Collected data entries:
────────────────────────────────────────

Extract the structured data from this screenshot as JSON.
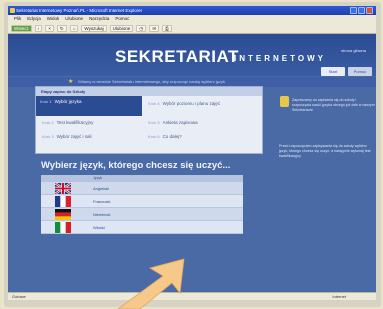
{
  "window": {
    "title": "Sekretariat Internetowy Poznań.PL - Microsoft Internet Explorer",
    "menu": [
      "Plik",
      "Edycja",
      "Widok",
      "Ulubione",
      "Narzędzia",
      "Pomoc"
    ],
    "toolbar": [
      "Wstecz",
      "Wyszukaj",
      "Ulubione"
    ]
  },
  "site": {
    "logo": "SEKRETARIAT",
    "logo_sub": "INTERNETOWY",
    "corner_link": "strona główna",
    "tabs": [
      "Start",
      "Pomoc"
    ],
    "notice": "Witamy w serwisie Sekretariatu Internetowego, aby rozpocząć naukę wybierz język"
  },
  "steps": {
    "header": "Etapy zapisu do Szkoły",
    "items": [
      {
        "num": "Krok 1",
        "label": "Wybór języka"
      },
      {
        "num": "Krok 2",
        "label": "Test kwalifikacyjny"
      },
      {
        "num": "Krok 3",
        "label": "Wybór zajęć i sali"
      },
      {
        "num": "Krok 4",
        "label": "Wybór poziomu i planu zajęć"
      },
      {
        "num": "Krok 5",
        "label": "Ankieta zapisowa"
      },
      {
        "num": "Krok 6",
        "label": "Co dalej?"
      }
    ]
  },
  "main": {
    "heading": "Wybierz język, którego chcesz się uczyć...",
    "table_header": "Język",
    "languages": [
      {
        "name": "Angielski",
        "flag": "uk"
      },
      {
        "name": "Francuski",
        "flag": "fr"
      },
      {
        "name": "Niemiecki",
        "flag": "de"
      },
      {
        "name": "Włoski",
        "flag": "it"
      }
    ]
  },
  "sidebar": {
    "text1": "Zapraszamy do zapisania się do szkoły i rozpoczęcia nauki języka obcego już dziś w naszym Sekretariacie",
    "text2": "Przed rozpoczęciem zapisywania się do szkoły wybierz język, którego chcesz się uczyć, a następnie wykonaj test kwalifikacyjny"
  },
  "status": {
    "left": "Gotowe",
    "zone": "Internet"
  },
  "colors": {
    "page": "#4a6aa6",
    "banner": "#2b4c93",
    "arrow": "#f6c98a"
  }
}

────────────────────────────────────────

Task description
Tally the lines of the data that contain the string "label" and report the total alone.

Result of this exercise
6